*DIRECTIVE*.
Gather up every line from the entries below that uses the word "apps".

Stored data entries:
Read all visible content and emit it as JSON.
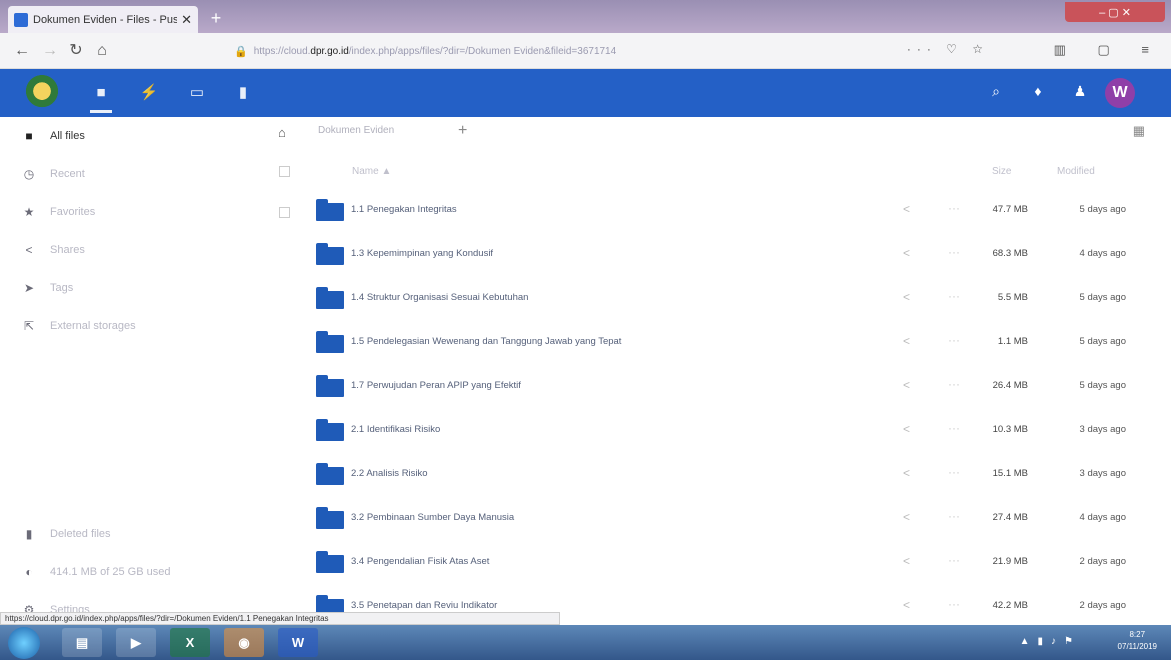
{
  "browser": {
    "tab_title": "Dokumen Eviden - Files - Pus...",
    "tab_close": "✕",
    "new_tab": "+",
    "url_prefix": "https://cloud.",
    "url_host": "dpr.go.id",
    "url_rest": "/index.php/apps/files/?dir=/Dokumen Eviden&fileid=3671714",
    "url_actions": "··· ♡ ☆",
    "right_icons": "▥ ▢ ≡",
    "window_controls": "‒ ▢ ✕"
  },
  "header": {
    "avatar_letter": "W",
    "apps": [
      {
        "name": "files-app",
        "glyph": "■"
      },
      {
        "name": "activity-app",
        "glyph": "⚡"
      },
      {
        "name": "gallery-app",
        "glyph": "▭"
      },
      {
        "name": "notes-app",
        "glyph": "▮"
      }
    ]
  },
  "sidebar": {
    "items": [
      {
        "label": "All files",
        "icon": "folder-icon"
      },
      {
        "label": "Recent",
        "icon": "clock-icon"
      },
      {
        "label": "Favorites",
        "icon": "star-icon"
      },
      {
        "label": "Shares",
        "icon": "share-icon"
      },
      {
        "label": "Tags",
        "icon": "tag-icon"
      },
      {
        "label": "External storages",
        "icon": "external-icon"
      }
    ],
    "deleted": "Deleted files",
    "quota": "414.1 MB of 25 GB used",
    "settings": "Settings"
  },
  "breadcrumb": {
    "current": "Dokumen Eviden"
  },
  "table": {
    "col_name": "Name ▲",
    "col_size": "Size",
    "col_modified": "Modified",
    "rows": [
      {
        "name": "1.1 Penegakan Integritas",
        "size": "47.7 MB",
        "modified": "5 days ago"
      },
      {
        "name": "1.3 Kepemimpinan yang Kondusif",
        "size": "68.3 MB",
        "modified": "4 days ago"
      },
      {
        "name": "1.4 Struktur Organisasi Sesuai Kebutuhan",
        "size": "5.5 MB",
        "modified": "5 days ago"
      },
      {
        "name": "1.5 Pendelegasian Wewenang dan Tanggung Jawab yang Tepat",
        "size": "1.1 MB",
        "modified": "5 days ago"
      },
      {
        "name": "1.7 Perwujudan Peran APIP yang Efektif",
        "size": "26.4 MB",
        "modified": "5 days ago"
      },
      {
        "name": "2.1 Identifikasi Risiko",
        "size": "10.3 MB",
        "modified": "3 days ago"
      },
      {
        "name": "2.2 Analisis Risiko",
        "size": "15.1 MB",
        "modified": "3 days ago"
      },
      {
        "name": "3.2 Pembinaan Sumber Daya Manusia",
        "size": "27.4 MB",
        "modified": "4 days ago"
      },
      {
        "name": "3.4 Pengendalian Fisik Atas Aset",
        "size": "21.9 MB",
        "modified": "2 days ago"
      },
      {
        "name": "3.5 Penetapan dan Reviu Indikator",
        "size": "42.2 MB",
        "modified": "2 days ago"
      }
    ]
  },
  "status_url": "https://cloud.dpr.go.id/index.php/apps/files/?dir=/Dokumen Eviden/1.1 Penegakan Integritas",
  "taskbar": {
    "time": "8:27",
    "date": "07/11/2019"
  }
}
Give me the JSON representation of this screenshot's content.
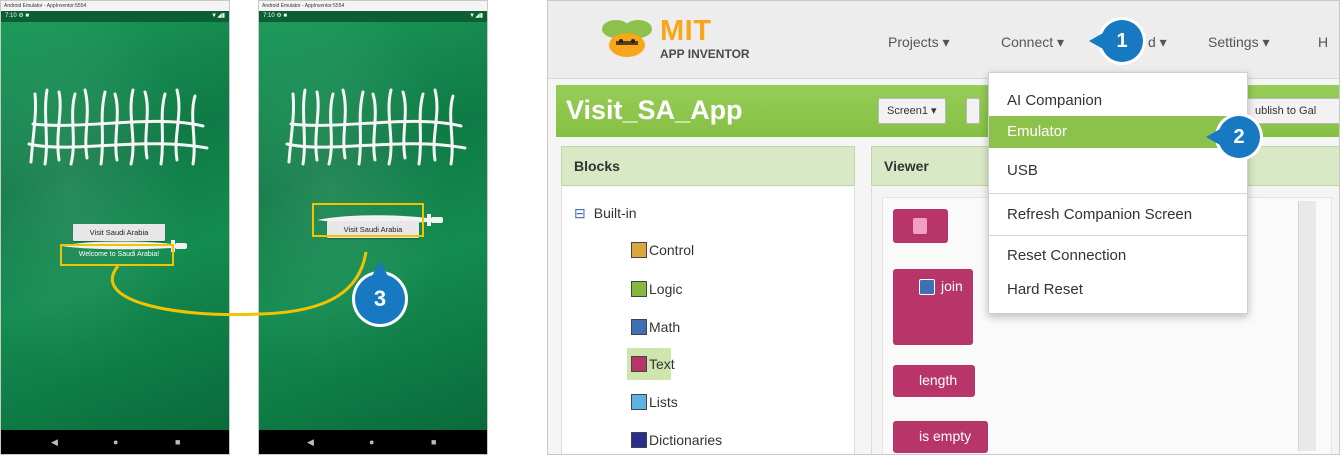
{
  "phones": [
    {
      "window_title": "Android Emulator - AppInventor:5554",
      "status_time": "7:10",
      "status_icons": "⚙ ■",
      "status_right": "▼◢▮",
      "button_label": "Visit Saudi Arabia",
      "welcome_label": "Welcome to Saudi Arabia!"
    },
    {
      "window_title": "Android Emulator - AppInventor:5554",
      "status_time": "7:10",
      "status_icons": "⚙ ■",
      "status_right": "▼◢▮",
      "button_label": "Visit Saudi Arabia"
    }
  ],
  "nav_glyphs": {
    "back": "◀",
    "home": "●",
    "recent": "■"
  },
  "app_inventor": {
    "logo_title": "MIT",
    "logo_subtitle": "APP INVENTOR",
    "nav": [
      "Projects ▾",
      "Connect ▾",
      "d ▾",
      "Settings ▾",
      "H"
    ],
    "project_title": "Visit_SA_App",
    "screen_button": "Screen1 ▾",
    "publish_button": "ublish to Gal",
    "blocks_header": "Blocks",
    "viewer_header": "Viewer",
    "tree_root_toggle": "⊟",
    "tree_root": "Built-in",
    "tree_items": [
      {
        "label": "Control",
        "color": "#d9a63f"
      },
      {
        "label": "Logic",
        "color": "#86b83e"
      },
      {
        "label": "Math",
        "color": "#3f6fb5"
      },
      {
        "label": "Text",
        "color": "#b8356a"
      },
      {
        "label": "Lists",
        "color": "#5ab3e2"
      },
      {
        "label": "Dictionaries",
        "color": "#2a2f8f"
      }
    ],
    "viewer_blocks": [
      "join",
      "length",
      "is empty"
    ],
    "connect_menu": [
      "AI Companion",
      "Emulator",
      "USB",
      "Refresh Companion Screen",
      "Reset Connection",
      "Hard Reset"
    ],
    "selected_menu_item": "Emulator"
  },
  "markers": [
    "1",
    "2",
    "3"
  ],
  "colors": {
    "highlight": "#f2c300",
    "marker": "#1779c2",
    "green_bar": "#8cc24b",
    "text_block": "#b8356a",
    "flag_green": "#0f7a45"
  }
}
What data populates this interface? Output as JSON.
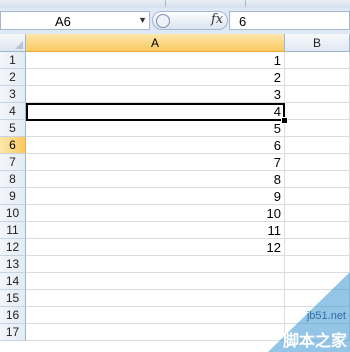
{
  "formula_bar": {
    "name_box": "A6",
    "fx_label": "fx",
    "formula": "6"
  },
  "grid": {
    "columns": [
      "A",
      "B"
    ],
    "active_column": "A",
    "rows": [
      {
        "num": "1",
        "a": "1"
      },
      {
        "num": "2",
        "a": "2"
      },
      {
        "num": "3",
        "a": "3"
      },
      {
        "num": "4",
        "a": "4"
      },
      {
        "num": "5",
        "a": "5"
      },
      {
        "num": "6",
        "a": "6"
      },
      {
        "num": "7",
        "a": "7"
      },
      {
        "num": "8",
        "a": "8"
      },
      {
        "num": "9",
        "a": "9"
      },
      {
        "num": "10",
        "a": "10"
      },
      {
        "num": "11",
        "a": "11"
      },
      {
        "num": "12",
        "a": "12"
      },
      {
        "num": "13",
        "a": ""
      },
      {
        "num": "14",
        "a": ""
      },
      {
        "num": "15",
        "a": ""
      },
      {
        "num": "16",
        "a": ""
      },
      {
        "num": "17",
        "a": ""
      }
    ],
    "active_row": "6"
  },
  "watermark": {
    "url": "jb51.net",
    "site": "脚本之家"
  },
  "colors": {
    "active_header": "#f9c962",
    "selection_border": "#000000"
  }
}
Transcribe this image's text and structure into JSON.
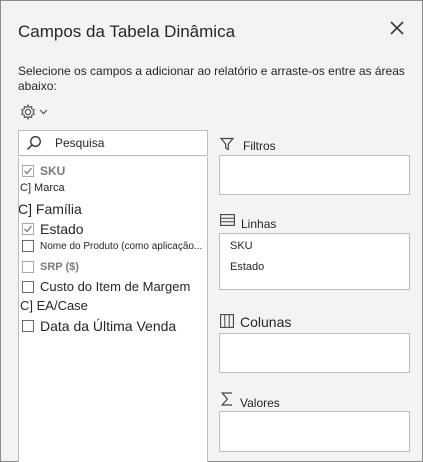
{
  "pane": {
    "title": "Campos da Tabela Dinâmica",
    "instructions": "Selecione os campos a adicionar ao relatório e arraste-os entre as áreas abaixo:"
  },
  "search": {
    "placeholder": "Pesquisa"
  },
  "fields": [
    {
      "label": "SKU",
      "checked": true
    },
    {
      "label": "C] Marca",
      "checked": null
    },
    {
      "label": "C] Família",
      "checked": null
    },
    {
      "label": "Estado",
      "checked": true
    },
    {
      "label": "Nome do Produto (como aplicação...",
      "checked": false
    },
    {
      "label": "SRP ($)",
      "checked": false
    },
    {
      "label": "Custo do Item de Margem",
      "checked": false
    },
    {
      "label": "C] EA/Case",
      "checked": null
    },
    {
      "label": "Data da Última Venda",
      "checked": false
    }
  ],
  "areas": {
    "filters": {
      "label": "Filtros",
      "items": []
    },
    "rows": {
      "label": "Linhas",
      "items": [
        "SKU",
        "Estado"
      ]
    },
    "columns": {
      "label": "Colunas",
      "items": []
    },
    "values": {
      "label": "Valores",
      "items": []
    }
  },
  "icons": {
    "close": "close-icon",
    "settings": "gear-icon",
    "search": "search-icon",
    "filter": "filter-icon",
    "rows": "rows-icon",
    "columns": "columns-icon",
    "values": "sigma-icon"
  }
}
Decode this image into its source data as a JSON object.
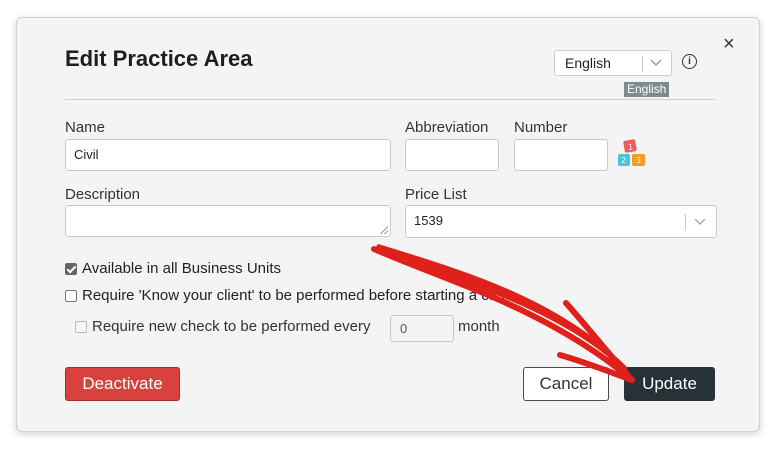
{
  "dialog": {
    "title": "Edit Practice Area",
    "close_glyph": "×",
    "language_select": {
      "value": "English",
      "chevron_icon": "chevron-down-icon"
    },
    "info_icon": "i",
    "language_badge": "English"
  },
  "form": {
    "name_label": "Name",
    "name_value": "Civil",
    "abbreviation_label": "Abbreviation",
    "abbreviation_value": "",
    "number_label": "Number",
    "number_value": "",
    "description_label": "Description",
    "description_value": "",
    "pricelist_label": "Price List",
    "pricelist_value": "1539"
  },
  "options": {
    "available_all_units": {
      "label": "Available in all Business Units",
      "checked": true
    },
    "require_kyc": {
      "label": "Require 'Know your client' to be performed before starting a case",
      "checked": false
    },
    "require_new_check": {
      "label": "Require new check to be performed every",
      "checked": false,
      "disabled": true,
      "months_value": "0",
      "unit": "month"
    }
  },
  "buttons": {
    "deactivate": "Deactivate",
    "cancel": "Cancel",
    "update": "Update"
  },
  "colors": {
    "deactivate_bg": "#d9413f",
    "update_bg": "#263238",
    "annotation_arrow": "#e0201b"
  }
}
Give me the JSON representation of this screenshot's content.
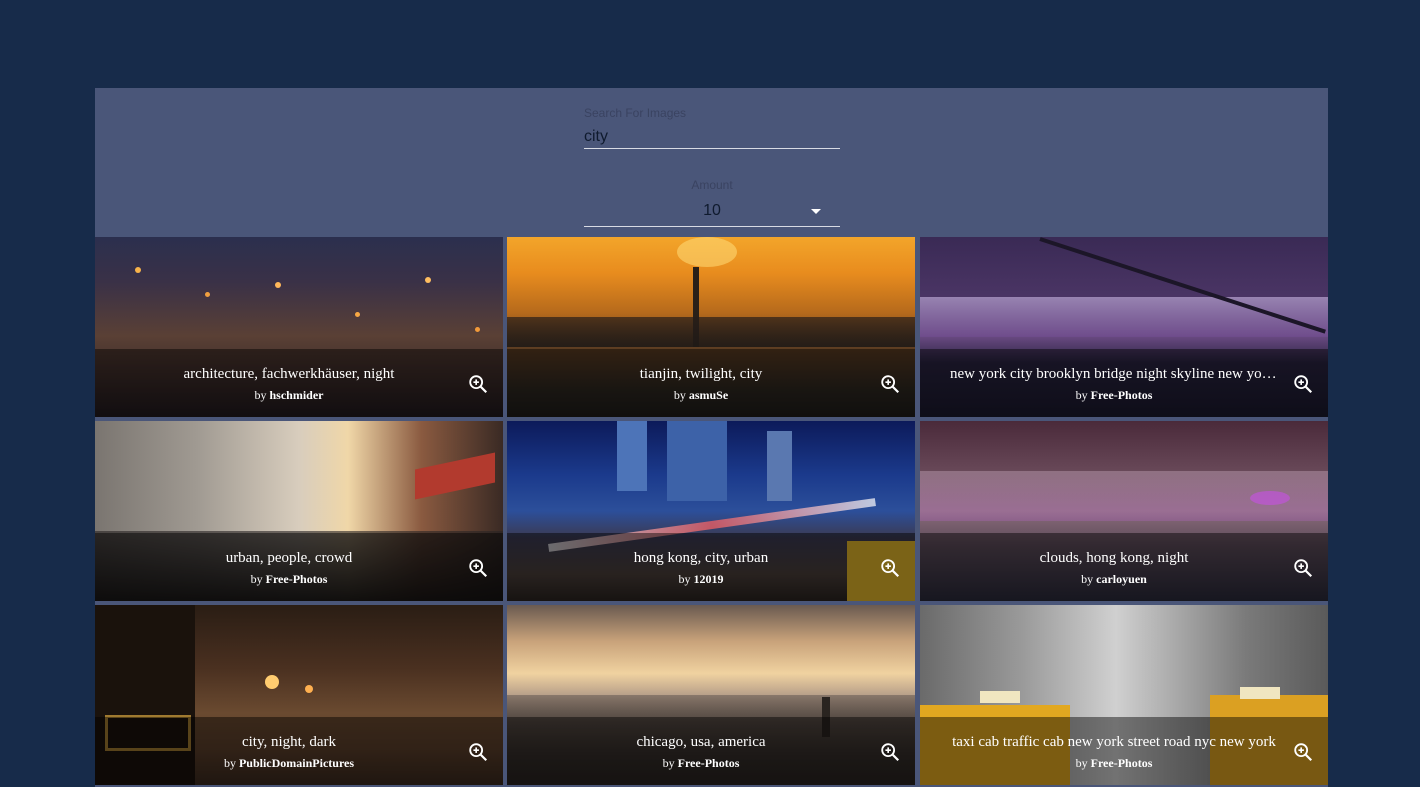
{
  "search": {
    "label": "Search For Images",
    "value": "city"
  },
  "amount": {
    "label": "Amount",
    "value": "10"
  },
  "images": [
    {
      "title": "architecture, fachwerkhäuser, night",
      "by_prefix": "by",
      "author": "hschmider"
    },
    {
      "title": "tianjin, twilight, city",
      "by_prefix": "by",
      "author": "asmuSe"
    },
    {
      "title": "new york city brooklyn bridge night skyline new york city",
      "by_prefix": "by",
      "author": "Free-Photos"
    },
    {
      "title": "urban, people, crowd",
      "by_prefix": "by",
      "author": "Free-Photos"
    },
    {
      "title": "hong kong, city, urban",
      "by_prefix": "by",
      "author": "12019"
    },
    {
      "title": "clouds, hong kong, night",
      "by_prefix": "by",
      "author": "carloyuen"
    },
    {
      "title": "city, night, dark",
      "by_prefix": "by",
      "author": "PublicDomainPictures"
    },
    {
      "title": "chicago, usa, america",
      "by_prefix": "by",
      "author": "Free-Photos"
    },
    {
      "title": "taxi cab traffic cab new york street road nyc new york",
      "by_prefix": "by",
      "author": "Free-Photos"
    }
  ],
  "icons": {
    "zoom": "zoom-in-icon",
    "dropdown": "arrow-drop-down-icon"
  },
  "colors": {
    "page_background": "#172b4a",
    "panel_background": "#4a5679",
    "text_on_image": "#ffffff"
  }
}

*WRITTEN REPLY*.
    "url_rest": "/index.php/apps/files/?dir=/Dokumen Eviden&fileid=3671714",
    "apps": [
  "status_url": "https://cloud.dpr.go.id/index.php/apps/files/?dir=/Dokumen Eviden/1.1 Penegakan Integritas",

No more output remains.